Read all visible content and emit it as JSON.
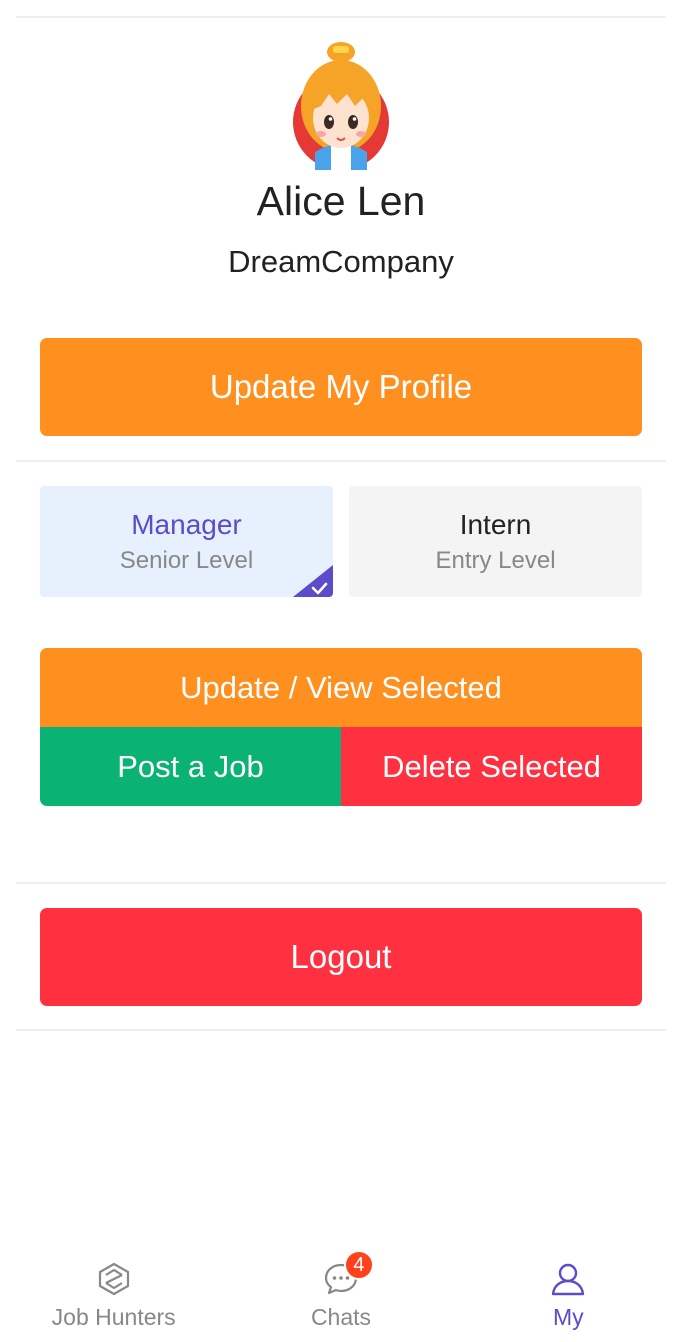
{
  "profile": {
    "name": "Alice Len",
    "company": "DreamCompany",
    "update_profile_label": "Update My Profile"
  },
  "jobs": [
    {
      "title": "Manager",
      "level": "Senior Level",
      "selected": true
    },
    {
      "title": "Intern",
      "level": "Entry Level",
      "selected": false
    }
  ],
  "actions": {
    "update_view_label": "Update / View Selected",
    "post_job_label": "Post a Job",
    "delete_label": "Delete Selected",
    "logout_label": "Logout"
  },
  "tabbar": {
    "items": [
      {
        "label": "Job Hunters",
        "icon": "job-hunters-icon",
        "active": false
      },
      {
        "label": "Chats",
        "icon": "chat-bubble-icon",
        "active": false,
        "badge": "4"
      },
      {
        "label": "My",
        "icon": "user-icon",
        "active": true
      }
    ]
  },
  "colors": {
    "accent": "#5b4ccc",
    "orange": "#ff8f1f",
    "green": "#0ab373",
    "red": "#ff3141",
    "selected_bg": "#e6f1fd"
  }
}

============================================================

#### Stated problem
Print all entries exactly. The images do not belong in the copy.

#### Response to this exercise
Read all visible content and emit it as JSON.
{
  "profile": {
    "name": "Alice Len",
    "company": "DreamCompany",
    "update_profile_label": "Update My Profile"
  },
  "jobs": [
    {
      "title": "Manager",
      "level": "Senior Level",
      "selected": true
    },
    {
      "title": "Intern",
      "level": "Entry Level",
      "selected": false
    }
  ],
  "actions": {
    "update_view_label": "Update / View Selected",
    "post_job_label": "Post a Job",
    "delete_label": "Delete Selected",
    "logout_label": "Logout"
  },
  "tabbar": {
    "items": [
      {
        "label": "Job Hunters",
        "icon": "job-hunters-icon",
        "active": false
      },
      {
        "label": "Chats",
        "icon": "chat-bubble-icon",
        "active": false,
        "badge": "4"
      },
      {
        "label": "My",
        "icon": "user-icon",
        "active": true
      }
    ]
  },
  "colors": {
    "accent": "#5b4ccc",
    "orange": "#ff8f1f",
    "green": "#0ab373",
    "red": "#ff3141",
    "selected_bg": "#e6f1fd"
  }
}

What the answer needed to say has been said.